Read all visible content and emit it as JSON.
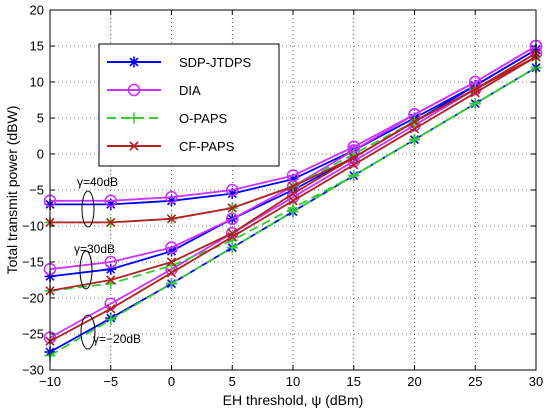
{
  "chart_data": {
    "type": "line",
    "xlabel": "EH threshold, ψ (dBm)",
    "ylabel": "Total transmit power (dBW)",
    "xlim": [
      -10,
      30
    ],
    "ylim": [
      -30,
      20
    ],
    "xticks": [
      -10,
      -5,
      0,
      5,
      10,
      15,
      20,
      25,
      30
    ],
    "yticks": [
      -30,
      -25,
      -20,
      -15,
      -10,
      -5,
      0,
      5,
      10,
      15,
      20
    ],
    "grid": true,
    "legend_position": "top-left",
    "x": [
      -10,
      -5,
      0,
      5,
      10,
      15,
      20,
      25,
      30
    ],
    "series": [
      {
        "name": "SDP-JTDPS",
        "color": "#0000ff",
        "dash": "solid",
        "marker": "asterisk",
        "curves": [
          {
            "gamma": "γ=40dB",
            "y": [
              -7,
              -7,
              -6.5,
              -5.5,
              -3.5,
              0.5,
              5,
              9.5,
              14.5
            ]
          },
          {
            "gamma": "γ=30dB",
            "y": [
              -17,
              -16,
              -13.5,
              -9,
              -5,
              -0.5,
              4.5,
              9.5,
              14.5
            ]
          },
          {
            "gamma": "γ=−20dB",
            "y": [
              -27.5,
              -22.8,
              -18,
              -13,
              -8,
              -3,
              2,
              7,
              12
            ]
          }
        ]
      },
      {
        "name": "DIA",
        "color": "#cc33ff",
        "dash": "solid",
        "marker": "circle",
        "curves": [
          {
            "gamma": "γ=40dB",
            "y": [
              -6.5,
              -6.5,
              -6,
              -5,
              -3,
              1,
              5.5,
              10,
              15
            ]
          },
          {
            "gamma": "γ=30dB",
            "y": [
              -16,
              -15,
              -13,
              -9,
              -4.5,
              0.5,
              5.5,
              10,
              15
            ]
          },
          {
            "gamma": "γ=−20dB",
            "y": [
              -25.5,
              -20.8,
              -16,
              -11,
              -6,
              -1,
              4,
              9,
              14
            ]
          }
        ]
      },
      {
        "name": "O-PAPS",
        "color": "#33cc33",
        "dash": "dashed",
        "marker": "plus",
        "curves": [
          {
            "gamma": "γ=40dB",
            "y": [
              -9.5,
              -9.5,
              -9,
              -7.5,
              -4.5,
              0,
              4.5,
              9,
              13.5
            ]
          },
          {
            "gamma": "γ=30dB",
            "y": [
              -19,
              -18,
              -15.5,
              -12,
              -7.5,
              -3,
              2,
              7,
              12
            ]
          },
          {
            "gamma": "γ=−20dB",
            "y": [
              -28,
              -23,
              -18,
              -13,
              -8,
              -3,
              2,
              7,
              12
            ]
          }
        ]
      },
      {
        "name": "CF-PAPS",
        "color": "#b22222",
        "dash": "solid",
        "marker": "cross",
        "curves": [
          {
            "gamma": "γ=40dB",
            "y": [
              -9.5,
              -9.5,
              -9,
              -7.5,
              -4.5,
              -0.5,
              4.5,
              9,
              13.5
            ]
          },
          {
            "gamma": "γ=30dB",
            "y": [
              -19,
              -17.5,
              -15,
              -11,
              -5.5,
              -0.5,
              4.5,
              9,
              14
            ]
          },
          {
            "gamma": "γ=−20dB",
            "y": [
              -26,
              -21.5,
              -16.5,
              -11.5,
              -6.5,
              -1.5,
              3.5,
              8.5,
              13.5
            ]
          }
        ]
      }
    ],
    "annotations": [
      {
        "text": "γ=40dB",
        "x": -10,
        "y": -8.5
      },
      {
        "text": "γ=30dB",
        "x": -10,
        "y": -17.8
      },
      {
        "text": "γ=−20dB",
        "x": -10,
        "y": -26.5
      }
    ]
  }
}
◇ ◇ ◇ ◇ ◇ ◇ ◇
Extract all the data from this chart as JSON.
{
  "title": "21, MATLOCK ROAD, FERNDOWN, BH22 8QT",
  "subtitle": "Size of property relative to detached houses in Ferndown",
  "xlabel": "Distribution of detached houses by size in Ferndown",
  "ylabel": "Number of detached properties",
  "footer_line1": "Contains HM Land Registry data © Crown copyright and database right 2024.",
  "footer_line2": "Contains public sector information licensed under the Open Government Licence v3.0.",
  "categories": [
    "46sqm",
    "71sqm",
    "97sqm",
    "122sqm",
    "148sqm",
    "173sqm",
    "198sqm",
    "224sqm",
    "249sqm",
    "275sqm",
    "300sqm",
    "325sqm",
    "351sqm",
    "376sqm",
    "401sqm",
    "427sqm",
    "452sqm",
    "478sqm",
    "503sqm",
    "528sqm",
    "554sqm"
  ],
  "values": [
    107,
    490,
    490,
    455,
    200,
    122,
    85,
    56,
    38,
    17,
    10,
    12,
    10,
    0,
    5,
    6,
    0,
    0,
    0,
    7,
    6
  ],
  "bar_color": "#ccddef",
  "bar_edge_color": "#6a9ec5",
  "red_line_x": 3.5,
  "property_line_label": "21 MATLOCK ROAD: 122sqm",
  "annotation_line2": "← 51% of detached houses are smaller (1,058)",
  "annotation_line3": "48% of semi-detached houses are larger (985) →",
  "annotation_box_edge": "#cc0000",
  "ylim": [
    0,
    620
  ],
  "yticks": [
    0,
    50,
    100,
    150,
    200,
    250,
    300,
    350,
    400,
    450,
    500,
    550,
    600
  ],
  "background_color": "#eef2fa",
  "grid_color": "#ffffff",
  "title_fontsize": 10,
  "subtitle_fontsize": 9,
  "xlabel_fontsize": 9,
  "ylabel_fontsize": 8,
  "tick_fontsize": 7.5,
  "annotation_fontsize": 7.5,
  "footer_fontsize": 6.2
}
◇ ◇ ◇ ◇ ◇ ◇ ◇
Return the lines of the records that include the string "Contains".

  "footer_line1": "Contains HM Land Registry data © Crown copyright and database right 2024.",
  "footer_line2": "Contains public sector information licensed under the Open Government Licence v3.0.",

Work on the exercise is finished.